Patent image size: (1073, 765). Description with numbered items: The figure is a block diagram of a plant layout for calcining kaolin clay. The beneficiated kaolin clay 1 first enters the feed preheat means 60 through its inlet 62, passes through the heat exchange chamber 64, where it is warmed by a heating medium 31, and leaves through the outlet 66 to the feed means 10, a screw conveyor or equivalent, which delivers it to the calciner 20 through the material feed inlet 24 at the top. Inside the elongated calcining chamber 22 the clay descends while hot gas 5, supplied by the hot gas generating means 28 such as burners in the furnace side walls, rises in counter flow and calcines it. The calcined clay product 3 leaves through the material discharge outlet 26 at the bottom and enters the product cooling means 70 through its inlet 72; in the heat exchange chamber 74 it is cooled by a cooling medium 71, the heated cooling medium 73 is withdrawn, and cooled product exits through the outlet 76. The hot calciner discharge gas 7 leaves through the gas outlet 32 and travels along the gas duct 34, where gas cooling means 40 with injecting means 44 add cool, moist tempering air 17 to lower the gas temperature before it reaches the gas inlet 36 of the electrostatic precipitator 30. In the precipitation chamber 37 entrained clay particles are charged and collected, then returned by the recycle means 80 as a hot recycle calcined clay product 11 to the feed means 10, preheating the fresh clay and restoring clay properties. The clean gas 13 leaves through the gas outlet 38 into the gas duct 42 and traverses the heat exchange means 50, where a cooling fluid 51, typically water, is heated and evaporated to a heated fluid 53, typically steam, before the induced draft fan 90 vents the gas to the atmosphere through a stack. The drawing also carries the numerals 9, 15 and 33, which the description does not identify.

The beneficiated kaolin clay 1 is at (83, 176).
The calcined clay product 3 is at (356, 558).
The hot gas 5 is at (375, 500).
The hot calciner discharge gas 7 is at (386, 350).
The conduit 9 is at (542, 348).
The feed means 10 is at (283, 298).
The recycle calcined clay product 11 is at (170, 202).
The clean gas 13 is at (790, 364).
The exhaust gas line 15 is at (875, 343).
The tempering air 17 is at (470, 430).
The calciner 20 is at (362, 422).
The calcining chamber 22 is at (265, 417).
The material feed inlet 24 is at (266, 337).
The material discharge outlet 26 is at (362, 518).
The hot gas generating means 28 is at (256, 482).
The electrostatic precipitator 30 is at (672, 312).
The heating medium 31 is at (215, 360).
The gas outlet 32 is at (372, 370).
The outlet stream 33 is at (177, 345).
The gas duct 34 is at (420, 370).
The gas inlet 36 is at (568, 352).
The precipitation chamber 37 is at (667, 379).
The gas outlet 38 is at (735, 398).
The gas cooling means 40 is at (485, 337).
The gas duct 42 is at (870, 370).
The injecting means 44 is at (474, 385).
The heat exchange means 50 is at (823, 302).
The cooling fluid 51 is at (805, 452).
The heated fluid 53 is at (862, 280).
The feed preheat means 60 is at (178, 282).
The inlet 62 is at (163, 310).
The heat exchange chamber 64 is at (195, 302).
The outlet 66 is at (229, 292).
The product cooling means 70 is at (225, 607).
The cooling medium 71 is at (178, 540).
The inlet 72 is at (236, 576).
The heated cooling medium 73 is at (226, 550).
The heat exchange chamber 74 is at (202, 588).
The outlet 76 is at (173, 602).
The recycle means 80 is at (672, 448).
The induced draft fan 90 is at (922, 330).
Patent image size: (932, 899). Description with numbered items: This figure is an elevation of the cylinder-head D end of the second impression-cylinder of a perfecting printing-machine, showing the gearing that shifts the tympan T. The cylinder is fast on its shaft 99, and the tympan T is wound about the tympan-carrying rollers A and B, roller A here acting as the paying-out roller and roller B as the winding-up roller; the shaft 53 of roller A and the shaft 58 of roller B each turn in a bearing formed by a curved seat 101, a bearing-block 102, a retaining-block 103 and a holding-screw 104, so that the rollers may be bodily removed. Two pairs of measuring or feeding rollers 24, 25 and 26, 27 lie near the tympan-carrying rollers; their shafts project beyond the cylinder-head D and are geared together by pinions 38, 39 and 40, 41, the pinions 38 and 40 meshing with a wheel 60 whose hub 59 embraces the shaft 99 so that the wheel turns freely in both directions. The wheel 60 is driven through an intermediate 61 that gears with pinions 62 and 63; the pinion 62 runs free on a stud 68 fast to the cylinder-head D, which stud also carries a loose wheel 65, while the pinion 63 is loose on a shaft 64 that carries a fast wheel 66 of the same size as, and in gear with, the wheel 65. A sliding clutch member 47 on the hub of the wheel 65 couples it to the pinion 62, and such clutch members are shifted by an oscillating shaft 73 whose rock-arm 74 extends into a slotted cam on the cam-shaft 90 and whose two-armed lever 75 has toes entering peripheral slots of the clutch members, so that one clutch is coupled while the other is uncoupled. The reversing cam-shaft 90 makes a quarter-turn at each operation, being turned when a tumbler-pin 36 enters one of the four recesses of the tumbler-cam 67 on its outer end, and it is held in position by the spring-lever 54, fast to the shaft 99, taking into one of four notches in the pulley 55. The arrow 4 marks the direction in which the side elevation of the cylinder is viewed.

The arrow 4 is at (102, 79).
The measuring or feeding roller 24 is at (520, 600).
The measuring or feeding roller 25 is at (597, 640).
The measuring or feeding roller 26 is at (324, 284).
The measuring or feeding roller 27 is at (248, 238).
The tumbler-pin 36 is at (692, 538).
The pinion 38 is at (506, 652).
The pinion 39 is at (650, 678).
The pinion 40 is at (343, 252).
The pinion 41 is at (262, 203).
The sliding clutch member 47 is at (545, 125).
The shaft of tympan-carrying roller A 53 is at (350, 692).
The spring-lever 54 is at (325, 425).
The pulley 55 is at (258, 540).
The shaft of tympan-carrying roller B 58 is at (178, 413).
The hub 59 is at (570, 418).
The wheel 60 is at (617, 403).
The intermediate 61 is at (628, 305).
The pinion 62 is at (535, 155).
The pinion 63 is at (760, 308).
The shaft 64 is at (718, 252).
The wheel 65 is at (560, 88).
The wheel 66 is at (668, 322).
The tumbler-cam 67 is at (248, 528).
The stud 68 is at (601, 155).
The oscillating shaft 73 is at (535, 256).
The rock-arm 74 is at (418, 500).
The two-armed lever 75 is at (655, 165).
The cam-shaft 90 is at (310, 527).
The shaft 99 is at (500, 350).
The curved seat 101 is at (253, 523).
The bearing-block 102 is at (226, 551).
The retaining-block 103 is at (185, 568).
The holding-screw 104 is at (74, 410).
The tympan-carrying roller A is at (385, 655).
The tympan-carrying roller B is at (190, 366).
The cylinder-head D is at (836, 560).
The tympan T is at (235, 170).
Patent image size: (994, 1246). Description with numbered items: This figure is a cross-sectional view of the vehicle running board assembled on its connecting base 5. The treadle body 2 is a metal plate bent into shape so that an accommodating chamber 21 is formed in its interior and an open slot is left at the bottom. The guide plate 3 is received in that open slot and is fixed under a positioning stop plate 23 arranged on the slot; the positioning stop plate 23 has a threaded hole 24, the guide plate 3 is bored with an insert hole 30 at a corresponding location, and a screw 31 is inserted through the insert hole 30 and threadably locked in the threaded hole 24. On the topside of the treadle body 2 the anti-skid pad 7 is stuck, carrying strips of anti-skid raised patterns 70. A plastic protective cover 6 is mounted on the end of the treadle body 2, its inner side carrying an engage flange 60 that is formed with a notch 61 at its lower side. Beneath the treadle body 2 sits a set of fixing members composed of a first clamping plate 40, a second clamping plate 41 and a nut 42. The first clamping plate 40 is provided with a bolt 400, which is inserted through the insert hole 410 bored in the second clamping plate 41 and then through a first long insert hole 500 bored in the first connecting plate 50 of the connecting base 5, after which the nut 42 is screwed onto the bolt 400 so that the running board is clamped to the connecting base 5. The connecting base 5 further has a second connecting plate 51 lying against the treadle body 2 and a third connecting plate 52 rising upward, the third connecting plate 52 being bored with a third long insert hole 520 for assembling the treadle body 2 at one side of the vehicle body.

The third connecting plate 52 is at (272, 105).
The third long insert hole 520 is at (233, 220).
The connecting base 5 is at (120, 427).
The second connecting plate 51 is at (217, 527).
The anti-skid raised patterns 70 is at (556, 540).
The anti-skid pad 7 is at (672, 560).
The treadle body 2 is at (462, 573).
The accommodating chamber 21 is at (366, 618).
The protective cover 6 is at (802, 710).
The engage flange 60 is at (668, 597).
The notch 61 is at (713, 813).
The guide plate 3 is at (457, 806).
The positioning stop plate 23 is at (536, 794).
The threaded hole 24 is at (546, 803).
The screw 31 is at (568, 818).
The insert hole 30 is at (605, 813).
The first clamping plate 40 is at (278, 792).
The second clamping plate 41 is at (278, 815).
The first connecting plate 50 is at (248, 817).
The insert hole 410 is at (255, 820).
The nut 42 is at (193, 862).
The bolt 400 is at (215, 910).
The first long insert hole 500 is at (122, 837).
──────
◆ **WHAT TO PRODUCE**: Duplicate the material from its first line through the line containing "The conduit 9 is at (542, 348).", inclusive.

◆ **SOLUTION FOR THIS TASK**:
Patent image size: (1073, 765). Description with numbered items: The figure is a block diagram of a plant layout for calcining kaolin clay. The beneficiated kaolin clay 1 first enters the feed preheat means 60 through its inlet 62, passes through the heat exchange chamber 64, where it is warmed by a heating medium 31, and leaves through the outlet 66 to the feed means 10, a screw conveyor or equivalent, which delivers it to the calciner 20 through the material feed inlet 24 at the top. Inside the elongated calcining chamber 22 the clay descends while hot gas 5, supplied by the hot gas generating means 28 such as burners in the furnace side walls, rises in counter flow and calcines it. The calcined clay product 3 leaves through the material discharge outlet 26 at the bottom and enters the product cooling means 70 through its inlet 72; in the heat exchange chamber 74 it is cooled by a cooling medium 71, the heated cooling medium 73 is withdrawn, and cooled product exits through the outlet 76. The hot calciner discharge gas 7 leaves through the gas outlet 32 and travels along the gas duct 34, where gas cooling means 40 with injecting means 44 add cool, moist tempering air 17 to lower the gas temperature before it reaches the gas inlet 36 of the electrostatic precipitator 30. In the precipitation chamber 37 entrained clay particles are charged and collected, then returned by the recycle means 80 as a hot recycle calcined clay product 11 to the feed means 10, preheating the fresh clay and restoring clay properties. The clean gas 13 leaves through the gas outlet 38 into the gas duct 42 and traverses the heat exchange means 50, where a cooling fluid 51, typically water, is heated and evaporated to a heated fluid 53, typically steam, before the induced draft fan 90 vents the gas to the atmosphere through a stack. The drawing also carries the numerals 9, 15 and 33, which the description does not identify.

The beneficiated kaolin clay 1 is at (83, 176).
The calcined clay product 3 is at (356, 558).
The hot gas 5 is at (375, 500).
The hot calciner discharge gas 7 is at (386, 350).
The conduit 9 is at (542, 348).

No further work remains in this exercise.